** start MATERIAL **

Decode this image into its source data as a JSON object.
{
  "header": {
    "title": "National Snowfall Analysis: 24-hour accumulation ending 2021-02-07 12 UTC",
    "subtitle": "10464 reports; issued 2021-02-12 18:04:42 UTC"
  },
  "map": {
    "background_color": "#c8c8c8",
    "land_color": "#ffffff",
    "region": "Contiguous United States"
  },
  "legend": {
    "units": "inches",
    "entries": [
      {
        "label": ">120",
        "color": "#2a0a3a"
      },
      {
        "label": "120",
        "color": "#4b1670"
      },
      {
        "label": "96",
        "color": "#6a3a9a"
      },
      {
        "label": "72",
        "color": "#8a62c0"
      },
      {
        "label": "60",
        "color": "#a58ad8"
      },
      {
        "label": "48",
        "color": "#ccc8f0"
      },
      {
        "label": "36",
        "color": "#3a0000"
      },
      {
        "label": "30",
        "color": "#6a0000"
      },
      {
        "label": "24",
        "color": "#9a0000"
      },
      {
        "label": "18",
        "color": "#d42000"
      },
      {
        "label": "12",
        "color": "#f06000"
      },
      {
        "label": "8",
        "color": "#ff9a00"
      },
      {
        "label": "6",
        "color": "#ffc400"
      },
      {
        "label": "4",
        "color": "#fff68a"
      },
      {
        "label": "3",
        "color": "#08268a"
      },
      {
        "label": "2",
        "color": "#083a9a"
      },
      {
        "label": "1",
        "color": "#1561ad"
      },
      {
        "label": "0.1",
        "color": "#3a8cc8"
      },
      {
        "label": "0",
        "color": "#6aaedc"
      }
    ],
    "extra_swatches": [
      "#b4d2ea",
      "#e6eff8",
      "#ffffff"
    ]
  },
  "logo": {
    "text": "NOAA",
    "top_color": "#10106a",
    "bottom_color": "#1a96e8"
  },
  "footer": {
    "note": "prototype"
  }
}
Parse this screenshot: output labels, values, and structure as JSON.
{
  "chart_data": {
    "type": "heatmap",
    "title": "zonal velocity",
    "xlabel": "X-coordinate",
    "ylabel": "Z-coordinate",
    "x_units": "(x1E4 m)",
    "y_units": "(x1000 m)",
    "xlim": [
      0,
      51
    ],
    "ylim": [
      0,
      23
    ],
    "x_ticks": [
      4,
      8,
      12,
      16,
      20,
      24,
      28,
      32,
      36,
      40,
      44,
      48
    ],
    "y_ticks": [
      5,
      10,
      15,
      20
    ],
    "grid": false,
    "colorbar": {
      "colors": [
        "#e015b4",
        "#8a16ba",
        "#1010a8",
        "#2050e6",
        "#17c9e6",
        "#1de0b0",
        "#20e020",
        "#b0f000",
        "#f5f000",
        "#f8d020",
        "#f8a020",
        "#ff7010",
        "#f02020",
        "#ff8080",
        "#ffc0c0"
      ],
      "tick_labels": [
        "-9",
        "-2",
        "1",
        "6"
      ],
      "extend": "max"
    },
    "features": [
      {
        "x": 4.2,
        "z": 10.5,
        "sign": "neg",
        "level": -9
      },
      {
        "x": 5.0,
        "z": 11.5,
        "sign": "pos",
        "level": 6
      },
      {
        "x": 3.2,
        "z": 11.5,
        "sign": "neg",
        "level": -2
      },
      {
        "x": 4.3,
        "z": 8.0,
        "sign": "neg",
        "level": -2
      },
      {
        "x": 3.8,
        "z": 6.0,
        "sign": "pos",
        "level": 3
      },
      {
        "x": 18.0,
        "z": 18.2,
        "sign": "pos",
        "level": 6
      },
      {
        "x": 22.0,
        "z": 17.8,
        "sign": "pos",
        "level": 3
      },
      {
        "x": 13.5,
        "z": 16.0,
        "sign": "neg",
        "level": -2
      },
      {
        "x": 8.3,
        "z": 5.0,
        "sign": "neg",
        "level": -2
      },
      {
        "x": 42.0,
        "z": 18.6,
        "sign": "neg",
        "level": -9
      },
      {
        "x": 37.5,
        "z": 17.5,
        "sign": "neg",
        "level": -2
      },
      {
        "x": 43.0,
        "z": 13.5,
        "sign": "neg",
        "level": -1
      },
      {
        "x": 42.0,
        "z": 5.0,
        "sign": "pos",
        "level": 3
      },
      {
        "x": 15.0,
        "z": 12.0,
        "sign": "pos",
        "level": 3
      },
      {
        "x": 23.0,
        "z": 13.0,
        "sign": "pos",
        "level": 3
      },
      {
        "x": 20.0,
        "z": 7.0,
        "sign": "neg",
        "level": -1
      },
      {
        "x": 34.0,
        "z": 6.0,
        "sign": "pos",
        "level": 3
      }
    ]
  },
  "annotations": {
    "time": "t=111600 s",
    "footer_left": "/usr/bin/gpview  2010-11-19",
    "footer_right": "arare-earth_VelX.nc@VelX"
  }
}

** end MATERIAL **

WRITTEN REQUEST: Copy every record exactly, with nothing added or dropped.

THE ANSWER:
Decode this image into its source data as a JSON object.
{
  "header": {
    "title": "National Snowfall Analysis: 24-hour accumulation ending 2021-02-07 12 UTC",
    "subtitle": "10464 reports; issued 2021-02-12 18:04:42 UTC"
  },
  "map": {
    "background_color": "#c8c8c8",
    "land_color": "#ffffff",
    "region": "Contiguous United States"
  },
  "legend": {
    "units": "inches",
    "entries": [
      {
        "label": ">120",
        "color": "#2a0a3a"
      },
      {
        "label": "120",
        "color": "#4b1670"
      },
      {
        "label": "96",
        "color": "#6a3a9a"
      },
      {
        "label": "72",
        "color": "#8a62c0"
      },
      {
        "label": "60",
        "color": "#a58ad8"
      },
      {
        "label": "48",
        "color": "#ccc8f0"
      },
      {
        "label": "36",
        "color": "#3a0000"
      },
      {
        "label": "30",
        "color": "#6a0000"
      },
      {
        "label": "24",
        "color": "#9a0000"
      },
      {
        "label": "18",
        "color": "#d42000"
      },
      {
        "label": "12",
        "color": "#f06000"
      },
      {
        "label": "8",
        "color": "#ff9a00"
      },
      {
        "label": "6",
        "color": "#ffc400"
      },
      {
        "label": "4",
        "color": "#fff68a"
      },
      {
        "label": "3",
        "color": "#08268a"
      },
      {
        "label": "2",
        "color": "#083a9a"
      },
      {
        "label": "1",
        "color": "#1561ad"
      },
      {
        "label": "0.1",
        "color": "#3a8cc8"
      },
      {
        "label": "0",
        "color": "#6aaedc"
      }
    ],
    "extra_swatches": [
      "#b4d2ea",
      "#e6eff8",
      "#ffffff"
    ]
  },
  "logo": {
    "text": "NOAA",
    "top_color": "#10106a",
    "bottom_color": "#1a96e8"
  },
  "footer": {
    "note": "prototype"
  }
}
Parse this screenshot: output labels, values, and structure as JSON.
{
  "chart_data": {
    "type": "heatmap",
    "title": "zonal velocity",
    "xlabel": "X-coordinate",
    "ylabel": "Z-coordinate",
    "x_units": "(x1E4 m)",
    "y_units": "(x1000 m)",
    "xlim": [
      0,
      51
    ],
    "ylim": [
      0,
      23
    ],
    "x_ticks": [
      4,
      8,
      12,
      16,
      20,
      24,
      28,
      32,
      36,
      40,
      44,
      48
    ],
    "y_ticks": [
      5,
      10,
      15,
      20
    ],
    "grid": false,
    "colorbar": {
      "colors": [
        "#e015b4",
        "#8a16ba",
        "#1010a8",
        "#2050e6",
        "#17c9e6",
        "#1de0b0",
        "#20e020",
        "#b0f000",
        "#f5f000",
        "#f8d020",
        "#f8a020",
        "#ff7010",
        "#f02020",
        "#ff8080",
        "#ffc0c0"
      ],
      "tick_labels": [
        "-9",
        "-2",
        "1",
        "6"
      ],
      "extend": "max"
    },
    "features": [
      {
        "x": 4.2,
        "z": 10.5,
        "sign": "neg",
        "level": -9
      },
      {
        "x": 5.0,
        "z": 11.5,
        "sign": "pos",
        "level": 6
      },
      {
        "x": 3.2,
        "z": 11.5,
        "sign": "neg",
        "level": -2
      },
      {
        "x": 4.3,
        "z": 8.0,
        "sign": "neg",
        "level": -2
      },
      {
        "x": 3.8,
        "z": 6.0,
        "sign": "pos",
        "level": 3
      },
      {
        "x": 18.0,
        "z": 18.2,
        "sign": "pos",
        "level": 6
      },
      {
        "x": 22.0,
        "z": 17.8,
        "sign": "pos",
        "level": 3
      },
      {
        "x": 13.5,
        "z": 16.0,
        "sign": "neg",
        "level": -2
      },
      {
        "x": 8.3,
        "z": 5.0,
        "sign": "neg",
        "level": -2
      },
      {
        "x": 42.0,
        "z": 18.6,
        "sign": "neg",
        "level": -9
      },
      {
        "x": 37.5,
        "z": 17.5,
        "sign": "neg",
        "level": -2
      },
      {
        "x": 43.0,
        "z": 13.5,
        "sign": "neg",
        "level": -1
      },
      {
        "x": 42.0,
        "z": 5.0,
        "sign": "pos",
        "level": 3
      },
      {
        "x": 15.0,
        "z": 12.0,
        "sign": "pos",
        "level": 3
      },
      {
        "x": 23.0,
        "z": 13.0,
        "sign": "pos",
        "level": 3
      },
      {
        "x": 20.0,
        "z": 7.0,
        "sign": "neg",
        "level": -1
      },
      {
        "x": 34.0,
        "z": 6.0,
        "sign": "pos",
        "level": 3
      }
    ]
  },
  "annotations": {
    "time": "t=111600 s",
    "footer_left": "/usr/bin/gpview  2010-11-19",
    "footer_right": "arare-earth_VelX.nc@VelX"
  }
}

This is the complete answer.